### GIVEN INSTRUCTION
Wherever a line below holds the word "text", copy that line.

Dataset items:
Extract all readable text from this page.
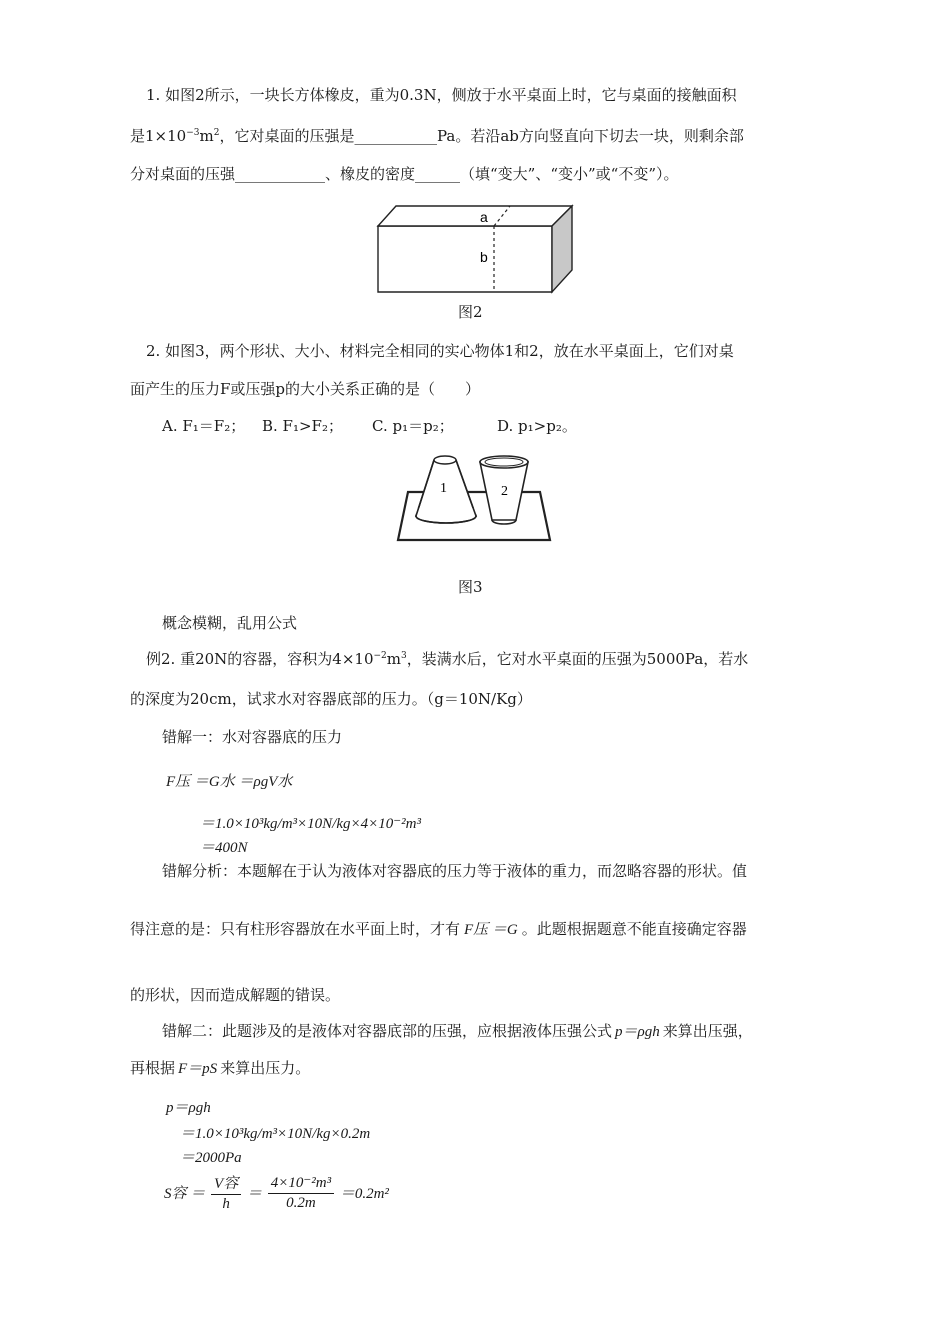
1. 如图2所示，一块长方体橡皮，重为0.3N，侧放于水平桌面上时，它与桌面的接触面积
是$1\times 10^{-3}m^2$，它对桌面的压强是___________Pa。若沿ab方向竖直向下切去一块，则剩余部
分对桌面的压强____________、橡皮的密度______（填“变大”、“变小”或“不变”）。
a
b
图2
2. 如图3，两个形状、大小、材料完全相同的实心物体1和2，放在水平桌面上，它们对桌
面产生的压力F或压强p的大小关系正确的是（　　）
A. F₁＝F₂； B. F₁>F₂； C. p₁＝p₂；	D. p₁>p₂。
1	2
图3
概念模糊，乱用公式
例2. 重20N的容器，容积为$4\times 10^{-2}m^3$，装满水后，它对水平桌面的压强为5000Pa，若水
的深度为20cm，试求水对容器底部的压力。（g＝10N/Kg）
错解一：水对容器底的压力
F压 ＝G水 ＝ρgV水
＝1.0×10³kg/m³×10N/kg×4×10⁻²m³
＝400N
错解分析：本题解在于认为液体对容器底的压力等于液体的重力，而忽略容器的形状。值
得注意的是：只有柱形容器放在水平面上时，才有 F压 ＝G 。此题根据题意不能直接确定容器
的形状，因而造成解题的错误。
错解二：此题涉及的是液体对容器底部的压强，应根据液体压强公式 p＝ρgh 来算出压强，
再根据 F＝pS 来算出压力。
p＝ρgh
＝1.0×10³kg/m³×10N/kg×0.2m
＝2000Pa
S容 ＝ $\frac{\text{V容}}{h} = \frac{\text{4×10⁻²m³}}{0.2m} =0.2m^2$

### CORRECT OUTPUT
Extract all readable text from this page.
S容 ＝ $\frac{\text{V容}}{h} = \frac{\text{4×10⁻²m³}}{0.2m} =0.2m^2$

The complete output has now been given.